Retype the records below exactly as they appear.

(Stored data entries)
----
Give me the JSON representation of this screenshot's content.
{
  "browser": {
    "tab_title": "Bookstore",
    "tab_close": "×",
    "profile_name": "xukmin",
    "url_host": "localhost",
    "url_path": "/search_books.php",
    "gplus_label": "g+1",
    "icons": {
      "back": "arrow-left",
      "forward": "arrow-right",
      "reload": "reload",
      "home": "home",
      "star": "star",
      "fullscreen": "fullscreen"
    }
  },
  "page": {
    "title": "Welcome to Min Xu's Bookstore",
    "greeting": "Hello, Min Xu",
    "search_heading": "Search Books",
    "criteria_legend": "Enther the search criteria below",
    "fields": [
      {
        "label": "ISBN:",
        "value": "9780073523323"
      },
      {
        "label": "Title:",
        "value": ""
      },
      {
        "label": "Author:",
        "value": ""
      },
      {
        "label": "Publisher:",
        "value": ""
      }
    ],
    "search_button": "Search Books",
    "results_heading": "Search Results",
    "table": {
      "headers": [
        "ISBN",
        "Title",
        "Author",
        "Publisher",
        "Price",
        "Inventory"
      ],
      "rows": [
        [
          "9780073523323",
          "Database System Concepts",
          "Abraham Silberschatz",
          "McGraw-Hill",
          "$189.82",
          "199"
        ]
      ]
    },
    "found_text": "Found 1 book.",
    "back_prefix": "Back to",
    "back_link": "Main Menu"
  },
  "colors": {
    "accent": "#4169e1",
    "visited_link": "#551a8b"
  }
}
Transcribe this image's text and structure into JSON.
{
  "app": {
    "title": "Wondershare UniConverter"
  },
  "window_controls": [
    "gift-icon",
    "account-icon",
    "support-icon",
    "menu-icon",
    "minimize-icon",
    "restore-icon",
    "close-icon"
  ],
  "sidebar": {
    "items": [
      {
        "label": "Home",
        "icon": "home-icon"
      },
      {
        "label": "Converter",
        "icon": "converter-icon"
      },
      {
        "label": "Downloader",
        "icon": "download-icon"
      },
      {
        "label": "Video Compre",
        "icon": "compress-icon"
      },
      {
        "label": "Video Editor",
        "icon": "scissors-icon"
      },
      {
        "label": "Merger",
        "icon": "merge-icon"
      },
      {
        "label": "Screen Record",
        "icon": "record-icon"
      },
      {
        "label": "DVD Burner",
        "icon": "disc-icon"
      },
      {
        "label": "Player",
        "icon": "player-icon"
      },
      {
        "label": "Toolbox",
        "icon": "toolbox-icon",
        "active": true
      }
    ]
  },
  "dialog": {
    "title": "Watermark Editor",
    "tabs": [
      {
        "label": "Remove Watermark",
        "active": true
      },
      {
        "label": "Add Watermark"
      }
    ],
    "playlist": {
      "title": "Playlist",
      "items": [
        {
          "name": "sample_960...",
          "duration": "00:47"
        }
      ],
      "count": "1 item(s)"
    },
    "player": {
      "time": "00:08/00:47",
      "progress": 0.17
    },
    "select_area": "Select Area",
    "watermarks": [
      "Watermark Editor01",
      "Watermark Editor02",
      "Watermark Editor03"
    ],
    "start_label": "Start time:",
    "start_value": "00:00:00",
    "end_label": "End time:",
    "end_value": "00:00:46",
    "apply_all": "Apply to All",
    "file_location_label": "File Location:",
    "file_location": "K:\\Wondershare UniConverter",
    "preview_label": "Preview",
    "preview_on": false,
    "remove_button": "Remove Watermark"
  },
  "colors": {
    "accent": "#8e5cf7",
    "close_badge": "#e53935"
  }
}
----
» **PROBLEM SOLUTION**:
Give me the JSON representation of this screenshot's content.
{
  "browser": {
    "tab_title": "Bookstore",
    "tab_close": "×",
    "profile_name": "xukmin",
    "url_host": "localhost",
    "url_path": "/search_books.php",
    "gplus_label": "g+1",
    "icons": {
      "back": "arrow-left",
      "forward": "arrow-right",
      "reload": "reload",
      "home": "home",
      "star": "star",
      "fullscreen": "fullscreen"
    }
  },
  "page": {
    "title": "Welcome to Min Xu's Bookstore",
    "greeting": "Hello, Min Xu",
    "search_heading": "Search Books",
    "criteria_legend": "Enther the search criteria below",
    "fields": [
      {
        "label": "ISBN:",
        "value": "9780073523323"
      },
      {
        "label": "Title:",
        "value": ""
      },
      {
        "label": "Author:",
        "value": ""
      },
      {
        "label": "Publisher:",
        "value": ""
      }
    ],
    "search_button": "Search Books",
    "results_heading": "Search Results",
    "table": {
      "headers": [
        "ISBN",
        "Title",
        "Author",
        "Publisher",
        "Price",
        "Inventory"
      ],
      "rows": [
        [
          "9780073523323",
          "Database System Concepts",
          "Abraham Silberschatz",
          "McGraw-Hill",
          "$189.82",
          "199"
        ]
      ]
    },
    "found_text": "Found 1 book.",
    "back_prefix": "Back to",
    "back_link": "Main Menu"
  },
  "colors": {
    "accent": "#4169e1",
    "visited_link": "#551a8b"
  }
}
Transcribe this image's text and structure into JSON.
{
  "app": {
    "title": "Wondershare UniConverter"
  },
  "window_controls": [
    "gift-icon",
    "account-icon",
    "support-icon",
    "menu-icon",
    "minimize-icon",
    "restore-icon",
    "close-icon"
  ],
  "sidebar": {
    "items": [
      {
        "label": "Home",
        "icon": "home-icon"
      },
      {
        "label": "Converter",
        "icon": "converter-icon"
      },
      {
        "label": "Downloader",
        "icon": "download-icon"
      },
      {
        "label": "Video Compre",
        "icon": "compress-icon"
      },
      {
        "label": "Video Editor",
        "icon": "scissors-icon"
      },
      {
        "label": "Merger",
        "icon": "merge-icon"
      },
      {
        "label": "Screen Record",
        "icon": "record-icon"
      },
      {
        "label": "DVD Burner",
        "icon": "disc-icon"
      },
      {
        "label": "Player",
        "icon": "player-icon"
      },
      {
        "label": "Toolbox",
        "icon": "toolbox-icon",
        "active": true
      }
    ]
  },
  "dialog": {
    "title": "Watermark Editor",
    "tabs": [
      {
        "label": "Remove Watermark",
        "active": true
      },
      {
        "label": "Add Watermark"
      }
    ],
    "playlist": {
      "title": "Playlist",
      "items": [
        {
          "name": "sample_960...",
          "duration": "00:47"
        }
      ],
      "count": "1 item(s)"
    },
    "player": {
      "time": "00:08/00:47",
      "progress": 0.17
    },
    "select_area": "Select Area",
    "watermarks": [
      "Watermark Editor01",
      "Watermark Editor02",
      "Watermark Editor03"
    ],
    "start_label": "Start time:",
    "start_value": "00:00:00",
    "end_label": "End time:",
    "end_value": "00:00:46",
    "apply_all": "Apply to All",
    "file_location_label": "File Location:",
    "file_location": "K:\\Wondershare UniConverter",
    "preview_label": "Preview",
    "preview_on": false,
    "remove_button": "Remove Watermark"
  },
  "colors": {
    "accent": "#8e5cf7",
    "close_badge": "#e53935"
  }
}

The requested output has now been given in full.